▸ **Set problem**: Your answer should be a single number: how many lines in the data below hold the string "from".

[Saved entries]
^^^^^^^^

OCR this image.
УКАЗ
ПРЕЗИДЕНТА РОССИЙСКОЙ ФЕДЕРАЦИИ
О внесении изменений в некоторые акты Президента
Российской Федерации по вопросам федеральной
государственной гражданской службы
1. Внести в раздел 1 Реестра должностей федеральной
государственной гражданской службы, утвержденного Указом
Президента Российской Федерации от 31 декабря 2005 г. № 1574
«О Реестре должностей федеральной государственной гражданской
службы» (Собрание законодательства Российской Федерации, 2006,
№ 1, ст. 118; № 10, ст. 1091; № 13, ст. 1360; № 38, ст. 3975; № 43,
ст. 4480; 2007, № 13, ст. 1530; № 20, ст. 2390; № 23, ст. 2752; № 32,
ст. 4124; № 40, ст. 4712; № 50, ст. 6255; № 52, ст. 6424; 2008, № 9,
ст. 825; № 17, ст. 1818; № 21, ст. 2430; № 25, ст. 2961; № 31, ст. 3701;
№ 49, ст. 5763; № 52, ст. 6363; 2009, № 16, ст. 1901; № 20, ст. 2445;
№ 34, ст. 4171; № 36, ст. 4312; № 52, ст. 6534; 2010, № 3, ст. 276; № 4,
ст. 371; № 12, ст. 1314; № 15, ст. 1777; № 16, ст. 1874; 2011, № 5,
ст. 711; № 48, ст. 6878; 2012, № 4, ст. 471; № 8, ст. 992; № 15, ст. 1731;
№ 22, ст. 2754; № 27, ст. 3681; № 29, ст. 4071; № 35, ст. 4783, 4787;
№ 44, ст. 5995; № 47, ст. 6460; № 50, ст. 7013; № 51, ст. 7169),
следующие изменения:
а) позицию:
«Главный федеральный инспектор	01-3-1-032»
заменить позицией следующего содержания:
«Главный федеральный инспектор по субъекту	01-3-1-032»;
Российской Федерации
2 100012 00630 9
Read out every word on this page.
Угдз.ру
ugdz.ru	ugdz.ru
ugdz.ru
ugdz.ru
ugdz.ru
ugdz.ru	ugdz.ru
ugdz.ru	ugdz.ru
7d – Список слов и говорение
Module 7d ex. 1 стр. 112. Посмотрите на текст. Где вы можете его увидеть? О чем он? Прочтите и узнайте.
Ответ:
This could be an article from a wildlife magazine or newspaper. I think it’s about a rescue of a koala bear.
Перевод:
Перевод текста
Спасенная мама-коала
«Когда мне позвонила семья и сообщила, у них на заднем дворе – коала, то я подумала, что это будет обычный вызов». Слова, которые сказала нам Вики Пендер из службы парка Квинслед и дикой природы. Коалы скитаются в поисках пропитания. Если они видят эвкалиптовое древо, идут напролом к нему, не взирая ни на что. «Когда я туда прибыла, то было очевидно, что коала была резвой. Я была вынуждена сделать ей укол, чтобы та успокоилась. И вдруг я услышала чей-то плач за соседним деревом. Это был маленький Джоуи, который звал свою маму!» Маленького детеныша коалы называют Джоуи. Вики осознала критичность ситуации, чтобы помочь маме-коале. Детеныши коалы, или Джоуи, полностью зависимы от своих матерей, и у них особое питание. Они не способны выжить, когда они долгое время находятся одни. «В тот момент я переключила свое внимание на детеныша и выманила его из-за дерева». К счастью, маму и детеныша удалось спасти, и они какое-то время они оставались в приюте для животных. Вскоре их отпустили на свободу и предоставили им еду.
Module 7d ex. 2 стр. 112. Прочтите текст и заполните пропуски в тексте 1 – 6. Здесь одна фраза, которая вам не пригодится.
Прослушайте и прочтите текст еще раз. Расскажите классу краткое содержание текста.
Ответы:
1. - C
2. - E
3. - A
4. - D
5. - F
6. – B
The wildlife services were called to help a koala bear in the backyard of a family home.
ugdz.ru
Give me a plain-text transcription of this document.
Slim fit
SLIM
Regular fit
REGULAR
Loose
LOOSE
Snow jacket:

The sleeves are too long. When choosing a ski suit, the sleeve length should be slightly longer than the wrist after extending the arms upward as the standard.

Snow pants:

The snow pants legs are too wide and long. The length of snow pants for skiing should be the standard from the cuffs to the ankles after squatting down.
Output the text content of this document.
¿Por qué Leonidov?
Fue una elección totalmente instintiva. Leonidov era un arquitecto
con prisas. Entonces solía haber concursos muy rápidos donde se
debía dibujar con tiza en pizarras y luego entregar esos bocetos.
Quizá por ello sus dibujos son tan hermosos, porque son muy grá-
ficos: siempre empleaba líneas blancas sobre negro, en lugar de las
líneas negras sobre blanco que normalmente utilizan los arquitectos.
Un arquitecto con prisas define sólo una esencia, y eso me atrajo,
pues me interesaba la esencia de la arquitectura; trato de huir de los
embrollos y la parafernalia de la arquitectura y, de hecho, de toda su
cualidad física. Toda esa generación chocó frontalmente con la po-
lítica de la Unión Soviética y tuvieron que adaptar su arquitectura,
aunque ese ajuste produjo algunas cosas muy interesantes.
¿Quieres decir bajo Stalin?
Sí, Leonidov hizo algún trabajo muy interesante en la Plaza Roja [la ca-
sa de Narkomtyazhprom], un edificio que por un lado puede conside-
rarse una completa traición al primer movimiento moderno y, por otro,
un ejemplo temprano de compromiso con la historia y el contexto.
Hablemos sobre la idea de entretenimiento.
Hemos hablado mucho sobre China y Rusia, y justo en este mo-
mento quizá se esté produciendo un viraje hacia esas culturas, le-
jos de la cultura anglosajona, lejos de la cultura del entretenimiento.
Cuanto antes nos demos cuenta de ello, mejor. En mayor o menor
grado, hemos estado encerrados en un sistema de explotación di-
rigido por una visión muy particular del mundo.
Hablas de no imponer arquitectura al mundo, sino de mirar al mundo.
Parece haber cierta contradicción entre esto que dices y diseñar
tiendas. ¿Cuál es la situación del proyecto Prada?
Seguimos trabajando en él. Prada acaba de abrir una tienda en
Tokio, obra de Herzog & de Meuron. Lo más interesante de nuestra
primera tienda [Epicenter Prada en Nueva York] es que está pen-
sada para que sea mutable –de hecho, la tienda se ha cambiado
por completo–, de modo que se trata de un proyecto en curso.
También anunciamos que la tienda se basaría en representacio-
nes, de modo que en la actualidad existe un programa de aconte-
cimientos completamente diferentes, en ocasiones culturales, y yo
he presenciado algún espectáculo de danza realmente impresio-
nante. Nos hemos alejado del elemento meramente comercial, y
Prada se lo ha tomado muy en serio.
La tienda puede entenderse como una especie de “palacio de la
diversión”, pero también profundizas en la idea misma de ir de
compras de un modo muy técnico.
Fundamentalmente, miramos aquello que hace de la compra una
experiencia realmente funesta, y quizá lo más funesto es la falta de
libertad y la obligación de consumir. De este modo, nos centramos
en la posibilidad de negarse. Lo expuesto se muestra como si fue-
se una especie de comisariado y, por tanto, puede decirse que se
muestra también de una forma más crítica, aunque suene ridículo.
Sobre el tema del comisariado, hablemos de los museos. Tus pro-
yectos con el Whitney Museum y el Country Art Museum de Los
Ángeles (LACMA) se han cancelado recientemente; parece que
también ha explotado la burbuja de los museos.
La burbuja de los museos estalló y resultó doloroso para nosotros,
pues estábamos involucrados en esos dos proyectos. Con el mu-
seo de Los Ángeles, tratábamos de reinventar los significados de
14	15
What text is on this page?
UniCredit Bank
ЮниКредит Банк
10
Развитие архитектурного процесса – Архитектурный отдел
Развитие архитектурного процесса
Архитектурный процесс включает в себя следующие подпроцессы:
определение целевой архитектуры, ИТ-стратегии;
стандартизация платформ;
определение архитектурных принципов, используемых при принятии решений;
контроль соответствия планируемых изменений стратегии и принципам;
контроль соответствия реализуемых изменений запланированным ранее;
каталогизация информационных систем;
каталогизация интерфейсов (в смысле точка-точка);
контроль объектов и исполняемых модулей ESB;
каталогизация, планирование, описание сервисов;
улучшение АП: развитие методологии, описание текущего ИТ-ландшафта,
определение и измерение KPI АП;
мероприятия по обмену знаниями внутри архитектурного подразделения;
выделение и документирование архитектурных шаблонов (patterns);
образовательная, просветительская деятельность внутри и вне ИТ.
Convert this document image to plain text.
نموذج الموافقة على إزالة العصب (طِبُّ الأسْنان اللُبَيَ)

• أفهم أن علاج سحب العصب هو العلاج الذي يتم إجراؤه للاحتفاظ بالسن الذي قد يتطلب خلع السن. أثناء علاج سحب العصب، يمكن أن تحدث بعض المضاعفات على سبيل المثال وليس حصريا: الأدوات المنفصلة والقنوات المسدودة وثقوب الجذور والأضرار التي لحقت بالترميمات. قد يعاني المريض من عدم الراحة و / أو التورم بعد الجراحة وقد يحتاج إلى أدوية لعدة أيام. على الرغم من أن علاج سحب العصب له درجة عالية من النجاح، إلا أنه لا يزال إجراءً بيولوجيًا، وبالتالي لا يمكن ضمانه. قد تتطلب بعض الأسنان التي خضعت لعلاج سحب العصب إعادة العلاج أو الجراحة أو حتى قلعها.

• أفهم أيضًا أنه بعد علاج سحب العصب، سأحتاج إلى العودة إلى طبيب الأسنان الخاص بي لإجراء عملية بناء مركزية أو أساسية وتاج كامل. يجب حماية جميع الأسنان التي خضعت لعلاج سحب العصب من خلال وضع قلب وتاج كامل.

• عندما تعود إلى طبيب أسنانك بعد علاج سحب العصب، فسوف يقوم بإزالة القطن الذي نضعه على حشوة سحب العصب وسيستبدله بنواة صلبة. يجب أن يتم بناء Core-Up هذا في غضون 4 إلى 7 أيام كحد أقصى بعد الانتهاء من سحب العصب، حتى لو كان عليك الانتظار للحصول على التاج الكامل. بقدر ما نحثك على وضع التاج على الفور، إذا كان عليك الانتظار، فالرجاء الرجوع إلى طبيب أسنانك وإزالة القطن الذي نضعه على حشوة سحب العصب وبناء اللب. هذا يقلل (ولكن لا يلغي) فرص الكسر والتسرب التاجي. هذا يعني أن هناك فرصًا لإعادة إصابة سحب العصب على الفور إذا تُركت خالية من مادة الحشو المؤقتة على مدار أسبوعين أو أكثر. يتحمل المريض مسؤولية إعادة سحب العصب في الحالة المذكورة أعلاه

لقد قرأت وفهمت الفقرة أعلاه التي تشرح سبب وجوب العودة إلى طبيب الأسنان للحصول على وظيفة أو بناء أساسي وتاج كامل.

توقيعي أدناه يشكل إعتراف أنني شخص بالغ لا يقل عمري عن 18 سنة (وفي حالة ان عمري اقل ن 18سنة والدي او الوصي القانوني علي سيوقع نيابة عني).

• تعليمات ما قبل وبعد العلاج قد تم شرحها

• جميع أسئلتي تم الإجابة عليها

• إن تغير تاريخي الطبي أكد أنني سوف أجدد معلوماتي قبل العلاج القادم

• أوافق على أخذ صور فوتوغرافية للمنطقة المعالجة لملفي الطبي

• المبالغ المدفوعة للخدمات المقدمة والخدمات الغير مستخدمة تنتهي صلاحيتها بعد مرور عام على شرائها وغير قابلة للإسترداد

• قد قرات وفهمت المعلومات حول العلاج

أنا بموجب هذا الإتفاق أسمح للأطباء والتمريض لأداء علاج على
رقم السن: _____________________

^^^^^^^^

▸ **Finished exercise**: 2